> _Requirement_
Find the line that contains "Decode this image" in the entries below. Output it and each later line exactly, and nothing else.

--- BEGIN Given records ---

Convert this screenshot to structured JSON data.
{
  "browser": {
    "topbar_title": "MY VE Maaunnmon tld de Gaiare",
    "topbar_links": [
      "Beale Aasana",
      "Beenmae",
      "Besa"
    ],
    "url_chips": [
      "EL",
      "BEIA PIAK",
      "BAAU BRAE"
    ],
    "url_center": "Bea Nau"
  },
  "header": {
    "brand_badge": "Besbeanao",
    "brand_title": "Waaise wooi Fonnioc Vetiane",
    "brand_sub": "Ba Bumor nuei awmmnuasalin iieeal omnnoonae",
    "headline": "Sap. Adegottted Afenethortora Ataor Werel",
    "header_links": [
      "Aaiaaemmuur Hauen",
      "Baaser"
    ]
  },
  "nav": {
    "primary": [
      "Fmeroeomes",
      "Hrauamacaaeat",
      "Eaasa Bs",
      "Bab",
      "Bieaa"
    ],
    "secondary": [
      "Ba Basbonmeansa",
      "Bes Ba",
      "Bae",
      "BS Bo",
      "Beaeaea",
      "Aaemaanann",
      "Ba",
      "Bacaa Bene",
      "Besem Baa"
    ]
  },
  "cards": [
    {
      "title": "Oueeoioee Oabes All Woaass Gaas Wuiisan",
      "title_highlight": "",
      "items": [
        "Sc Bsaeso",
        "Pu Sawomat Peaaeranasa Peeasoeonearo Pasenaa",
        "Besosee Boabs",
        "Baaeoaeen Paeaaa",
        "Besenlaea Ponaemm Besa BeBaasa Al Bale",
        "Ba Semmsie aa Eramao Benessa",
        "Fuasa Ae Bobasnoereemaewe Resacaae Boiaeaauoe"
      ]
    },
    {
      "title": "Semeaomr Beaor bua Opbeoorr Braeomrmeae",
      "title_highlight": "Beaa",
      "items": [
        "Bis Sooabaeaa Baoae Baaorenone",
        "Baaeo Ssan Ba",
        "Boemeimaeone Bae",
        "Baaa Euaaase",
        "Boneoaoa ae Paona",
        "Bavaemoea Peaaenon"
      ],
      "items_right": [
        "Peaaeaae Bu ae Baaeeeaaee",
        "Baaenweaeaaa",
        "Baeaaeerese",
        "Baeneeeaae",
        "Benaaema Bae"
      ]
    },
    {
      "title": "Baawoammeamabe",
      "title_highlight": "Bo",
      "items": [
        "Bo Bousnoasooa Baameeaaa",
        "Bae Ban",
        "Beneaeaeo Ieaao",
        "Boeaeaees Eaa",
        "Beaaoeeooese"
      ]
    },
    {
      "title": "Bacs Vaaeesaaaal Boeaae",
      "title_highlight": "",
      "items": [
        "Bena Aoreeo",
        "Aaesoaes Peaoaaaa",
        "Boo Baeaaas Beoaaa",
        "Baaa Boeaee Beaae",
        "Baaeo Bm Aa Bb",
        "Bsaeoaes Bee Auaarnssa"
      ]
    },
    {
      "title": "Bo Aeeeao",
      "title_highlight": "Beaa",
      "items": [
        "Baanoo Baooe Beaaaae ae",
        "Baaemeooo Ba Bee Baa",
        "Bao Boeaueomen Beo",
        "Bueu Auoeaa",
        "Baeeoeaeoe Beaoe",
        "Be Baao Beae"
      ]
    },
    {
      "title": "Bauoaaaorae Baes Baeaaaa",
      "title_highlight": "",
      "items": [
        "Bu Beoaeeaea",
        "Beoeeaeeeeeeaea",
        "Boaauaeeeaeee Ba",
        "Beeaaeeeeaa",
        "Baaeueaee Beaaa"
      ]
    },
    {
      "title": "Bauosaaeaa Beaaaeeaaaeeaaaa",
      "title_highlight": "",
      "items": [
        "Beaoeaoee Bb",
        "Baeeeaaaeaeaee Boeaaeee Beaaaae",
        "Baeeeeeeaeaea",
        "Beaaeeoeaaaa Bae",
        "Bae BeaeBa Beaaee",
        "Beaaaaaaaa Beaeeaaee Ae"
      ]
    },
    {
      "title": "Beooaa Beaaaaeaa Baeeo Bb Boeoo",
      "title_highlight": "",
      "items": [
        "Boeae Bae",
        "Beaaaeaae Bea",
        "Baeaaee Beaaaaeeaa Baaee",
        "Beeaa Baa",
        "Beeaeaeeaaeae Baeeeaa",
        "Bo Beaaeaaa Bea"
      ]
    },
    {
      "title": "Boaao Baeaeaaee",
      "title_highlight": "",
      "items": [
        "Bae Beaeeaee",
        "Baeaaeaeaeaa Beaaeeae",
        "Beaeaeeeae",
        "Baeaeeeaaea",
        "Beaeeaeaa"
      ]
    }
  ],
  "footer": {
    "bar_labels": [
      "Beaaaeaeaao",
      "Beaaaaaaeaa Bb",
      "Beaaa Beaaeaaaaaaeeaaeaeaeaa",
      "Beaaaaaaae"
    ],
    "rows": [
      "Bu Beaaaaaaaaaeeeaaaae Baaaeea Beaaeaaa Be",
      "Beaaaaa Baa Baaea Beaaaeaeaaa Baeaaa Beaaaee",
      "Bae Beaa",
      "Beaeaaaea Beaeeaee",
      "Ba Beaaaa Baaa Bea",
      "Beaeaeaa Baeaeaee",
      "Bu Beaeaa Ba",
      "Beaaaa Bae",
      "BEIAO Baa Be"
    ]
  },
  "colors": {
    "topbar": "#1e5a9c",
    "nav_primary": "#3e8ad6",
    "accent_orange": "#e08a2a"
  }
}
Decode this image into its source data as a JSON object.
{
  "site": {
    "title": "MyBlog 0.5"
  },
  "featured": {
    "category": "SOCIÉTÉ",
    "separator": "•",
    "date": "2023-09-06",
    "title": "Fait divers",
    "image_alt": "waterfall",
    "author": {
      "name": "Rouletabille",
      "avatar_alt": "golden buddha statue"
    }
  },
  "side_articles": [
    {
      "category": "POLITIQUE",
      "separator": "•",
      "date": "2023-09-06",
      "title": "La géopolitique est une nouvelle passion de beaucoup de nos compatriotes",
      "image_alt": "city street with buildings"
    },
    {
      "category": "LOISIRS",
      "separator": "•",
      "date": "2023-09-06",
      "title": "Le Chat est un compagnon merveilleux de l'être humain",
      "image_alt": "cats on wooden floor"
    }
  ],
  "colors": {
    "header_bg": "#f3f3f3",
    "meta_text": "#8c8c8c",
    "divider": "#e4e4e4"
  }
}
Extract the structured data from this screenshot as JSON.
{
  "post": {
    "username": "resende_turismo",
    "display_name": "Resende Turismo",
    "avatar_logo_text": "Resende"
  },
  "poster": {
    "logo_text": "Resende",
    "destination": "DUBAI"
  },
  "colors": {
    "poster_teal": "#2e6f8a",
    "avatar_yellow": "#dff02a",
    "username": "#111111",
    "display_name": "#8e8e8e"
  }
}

--- END Given records ---

> _Result of this task_
Decode this image into its source data as a JSON object.
{
  "site": {
    "title": "MyBlog 0.5"
  },
  "featured": {
    "category": "SOCIÉTÉ",
    "separator": "•",
    "date": "2023-09-06",
    "title": "Fait divers",
    "image_alt": "waterfall",
    "author": {
      "name": "Rouletabille",
      "avatar_alt": "golden buddha statue"
    }
  },
  "side_articles": [
    {
      "category": "POLITIQUE",
      "separator": "•",
      "date": "2023-09-06",
      "title": "La géopolitique est une nouvelle passion de beaucoup de nos compatriotes",
      "image_alt": "city street with buildings"
    },
    {
      "category": "LOISIRS",
      "separator": "•",
      "date": "2023-09-06",
      "title": "Le Chat est un compagnon merveilleux de l'être humain",
      "image_alt": "cats on wooden floor"
    }
  ],
  "colors": {
    "header_bg": "#f3f3f3",
    "meta_text": "#8c8c8c",
    "divider": "#e4e4e4"
  }
}
Extract the structured data from this screenshot as JSON.
{
  "post": {
    "username": "resende_turismo",
    "display_name": "Resende Turismo",
    "avatar_logo_text": "Resende"
  },
  "poster": {
    "logo_text": "Resende",
    "destination": "DUBAI"
  },
  "colors": {
    "poster_teal": "#2e6f8a",
    "avatar_yellow": "#dff02a",
    "username": "#111111",
    "display_name": "#8e8e8e"
  }
}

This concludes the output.